● Given request
Copy the data below word for word, every line of it.

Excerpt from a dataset
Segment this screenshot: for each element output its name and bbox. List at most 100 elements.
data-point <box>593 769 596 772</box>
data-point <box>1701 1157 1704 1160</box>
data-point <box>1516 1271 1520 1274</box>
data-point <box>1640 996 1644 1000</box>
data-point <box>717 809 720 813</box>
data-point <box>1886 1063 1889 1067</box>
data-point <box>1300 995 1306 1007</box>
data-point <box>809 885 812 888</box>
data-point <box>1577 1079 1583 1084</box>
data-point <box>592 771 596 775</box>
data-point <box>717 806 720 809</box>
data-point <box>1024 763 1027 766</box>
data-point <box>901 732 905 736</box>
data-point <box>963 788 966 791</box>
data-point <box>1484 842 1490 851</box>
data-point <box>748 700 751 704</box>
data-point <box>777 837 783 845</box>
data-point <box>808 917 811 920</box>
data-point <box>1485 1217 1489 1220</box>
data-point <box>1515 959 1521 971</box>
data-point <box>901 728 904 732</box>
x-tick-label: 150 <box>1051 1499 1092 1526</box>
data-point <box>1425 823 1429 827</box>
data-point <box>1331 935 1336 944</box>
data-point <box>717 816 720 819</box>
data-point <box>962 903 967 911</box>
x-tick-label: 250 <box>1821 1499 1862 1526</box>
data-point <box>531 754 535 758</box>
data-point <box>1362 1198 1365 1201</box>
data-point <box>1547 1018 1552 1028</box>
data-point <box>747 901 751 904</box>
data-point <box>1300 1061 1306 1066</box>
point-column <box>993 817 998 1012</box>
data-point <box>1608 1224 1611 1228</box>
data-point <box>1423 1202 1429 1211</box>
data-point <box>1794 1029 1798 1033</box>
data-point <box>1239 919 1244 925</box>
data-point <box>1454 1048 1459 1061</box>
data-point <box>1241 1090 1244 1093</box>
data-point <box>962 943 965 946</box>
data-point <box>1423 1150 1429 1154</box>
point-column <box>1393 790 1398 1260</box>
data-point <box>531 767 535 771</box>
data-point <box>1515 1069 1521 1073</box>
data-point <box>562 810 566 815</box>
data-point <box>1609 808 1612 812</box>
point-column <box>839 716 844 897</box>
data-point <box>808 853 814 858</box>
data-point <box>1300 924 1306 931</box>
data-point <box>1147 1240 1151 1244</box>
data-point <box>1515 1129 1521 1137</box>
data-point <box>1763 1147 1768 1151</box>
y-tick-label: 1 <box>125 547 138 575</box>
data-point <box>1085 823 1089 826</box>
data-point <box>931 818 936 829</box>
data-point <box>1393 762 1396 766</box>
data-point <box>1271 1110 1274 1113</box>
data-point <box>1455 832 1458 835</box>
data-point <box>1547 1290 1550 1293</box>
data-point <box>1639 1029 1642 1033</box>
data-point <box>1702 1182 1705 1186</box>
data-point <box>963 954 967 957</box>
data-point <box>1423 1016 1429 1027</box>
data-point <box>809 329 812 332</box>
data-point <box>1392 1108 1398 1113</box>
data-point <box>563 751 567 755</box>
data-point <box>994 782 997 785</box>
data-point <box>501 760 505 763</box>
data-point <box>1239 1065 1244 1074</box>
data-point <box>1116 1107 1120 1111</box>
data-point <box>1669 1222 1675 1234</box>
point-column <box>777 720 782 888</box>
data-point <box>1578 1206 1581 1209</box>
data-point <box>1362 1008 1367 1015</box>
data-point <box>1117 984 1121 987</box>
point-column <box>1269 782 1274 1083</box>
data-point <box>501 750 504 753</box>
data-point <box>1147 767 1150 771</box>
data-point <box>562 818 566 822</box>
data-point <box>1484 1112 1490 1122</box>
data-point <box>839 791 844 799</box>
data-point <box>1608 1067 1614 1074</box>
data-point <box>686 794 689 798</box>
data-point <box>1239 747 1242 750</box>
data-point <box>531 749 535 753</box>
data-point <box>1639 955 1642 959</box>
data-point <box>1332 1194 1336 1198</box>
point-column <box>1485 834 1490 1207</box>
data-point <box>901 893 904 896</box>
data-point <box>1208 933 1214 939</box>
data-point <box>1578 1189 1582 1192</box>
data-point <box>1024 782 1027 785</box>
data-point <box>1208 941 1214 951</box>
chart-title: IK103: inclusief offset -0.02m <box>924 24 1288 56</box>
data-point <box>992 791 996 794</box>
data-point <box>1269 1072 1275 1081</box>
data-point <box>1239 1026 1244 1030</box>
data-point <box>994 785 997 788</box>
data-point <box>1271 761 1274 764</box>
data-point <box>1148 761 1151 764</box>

● Response
Segment this screenshot: for each element output its name and bbox. List at most 100 elements.
data-point <box>593 769 596 772</box>
data-point <box>1701 1157 1704 1160</box>
data-point <box>1516 1271 1520 1274</box>
data-point <box>1640 996 1644 1000</box>
data-point <box>717 809 720 813</box>
data-point <box>1886 1063 1889 1067</box>
data-point <box>1300 995 1306 1007</box>
data-point <box>809 885 812 888</box>
data-point <box>1577 1079 1583 1084</box>
data-point <box>592 771 596 775</box>
data-point <box>717 806 720 809</box>
data-point <box>1024 763 1027 766</box>
data-point <box>901 732 905 736</box>
data-point <box>963 788 966 791</box>
data-point <box>1484 842 1490 851</box>
data-point <box>748 700 751 704</box>
data-point <box>777 837 783 845</box>
data-point <box>808 917 811 920</box>
data-point <box>1485 1217 1489 1220</box>
data-point <box>1515 959 1521 971</box>
data-point <box>901 728 904 732</box>
x-tick-label: 150 <box>1051 1499 1092 1526</box>
data-point <box>1425 823 1429 827</box>
data-point <box>1331 935 1336 944</box>
data-point <box>717 816 720 819</box>
data-point <box>962 903 967 911</box>
x-tick-label: 250 <box>1821 1499 1862 1526</box>
data-point <box>531 754 535 758</box>
data-point <box>1362 1198 1365 1201</box>
data-point <box>1547 1018 1552 1028</box>
data-point <box>747 901 751 904</box>
data-point <box>1300 1061 1306 1066</box>
point-column <box>993 817 998 1012</box>
data-point <box>1608 1224 1611 1228</box>
data-point <box>1423 1202 1429 1211</box>
data-point <box>1794 1029 1798 1033</box>
data-point <box>1239 919 1244 925</box>
data-point <box>1454 1048 1459 1061</box>
data-point <box>1241 1090 1244 1093</box>
data-point <box>962 943 965 946</box>
data-point <box>1423 1150 1429 1154</box>
point-column <box>1393 790 1398 1260</box>
data-point <box>531 767 535 771</box>
data-point <box>1515 1069 1521 1073</box>
data-point <box>562 810 566 815</box>
data-point <box>1609 808 1612 812</box>
point-column <box>839 716 844 897</box>
data-point <box>808 853 814 858</box>
data-point <box>1300 924 1306 931</box>
data-point <box>1147 1240 1151 1244</box>
data-point <box>1515 1129 1521 1137</box>
data-point <box>1763 1147 1768 1151</box>
y-tick-label: 1 <box>125 547 138 575</box>
data-point <box>1085 823 1089 826</box>
data-point <box>931 818 936 829</box>
data-point <box>1393 762 1396 766</box>
data-point <box>1271 1110 1274 1113</box>
data-point <box>1455 832 1458 835</box>
data-point <box>1547 1290 1550 1293</box>
data-point <box>1639 1029 1642 1033</box>
data-point <box>1702 1182 1705 1186</box>
data-point <box>963 954 967 957</box>
data-point <box>1423 1016 1429 1027</box>
data-point <box>809 329 812 332</box>
data-point <box>1392 1108 1398 1113</box>
data-point <box>563 751 567 755</box>
data-point <box>994 782 997 785</box>
data-point <box>501 760 505 763</box>
data-point <box>1239 1065 1244 1074</box>
data-point <box>1116 1107 1120 1111</box>
data-point <box>1669 1222 1675 1234</box>
point-column <box>777 720 782 888</box>
data-point <box>1578 1206 1581 1209</box>
data-point <box>1362 1008 1367 1015</box>
data-point <box>1117 984 1121 987</box>
point-column <box>1269 782 1274 1083</box>
data-point <box>501 750 504 753</box>
data-point <box>1147 767 1150 771</box>
data-point <box>562 818 566 822</box>
data-point <box>1484 1112 1490 1122</box>
data-point <box>839 791 844 799</box>
data-point <box>1608 1067 1614 1074</box>
data-point <box>686 794 689 798</box>
data-point <box>1239 747 1242 750</box>
data-point <box>531 749 535 753</box>
data-point <box>1639 955 1642 959</box>
data-point <box>1332 1194 1336 1198</box>
point-column <box>1485 834 1490 1207</box>
data-point <box>901 893 904 896</box>
data-point <box>1208 933 1214 939</box>
data-point <box>1578 1189 1582 1192</box>
data-point <box>1024 782 1027 785</box>
data-point <box>1208 941 1214 951</box>
chart-title: IK103: inclusief offset -0.02m <box>924 24 1288 56</box>
data-point <box>992 791 996 794</box>
data-point <box>1269 1072 1275 1081</box>
data-point <box>1239 1026 1244 1030</box>
data-point <box>994 785 997 788</box>
data-point <box>1271 761 1274 764</box>
data-point <box>1148 761 1151 764</box>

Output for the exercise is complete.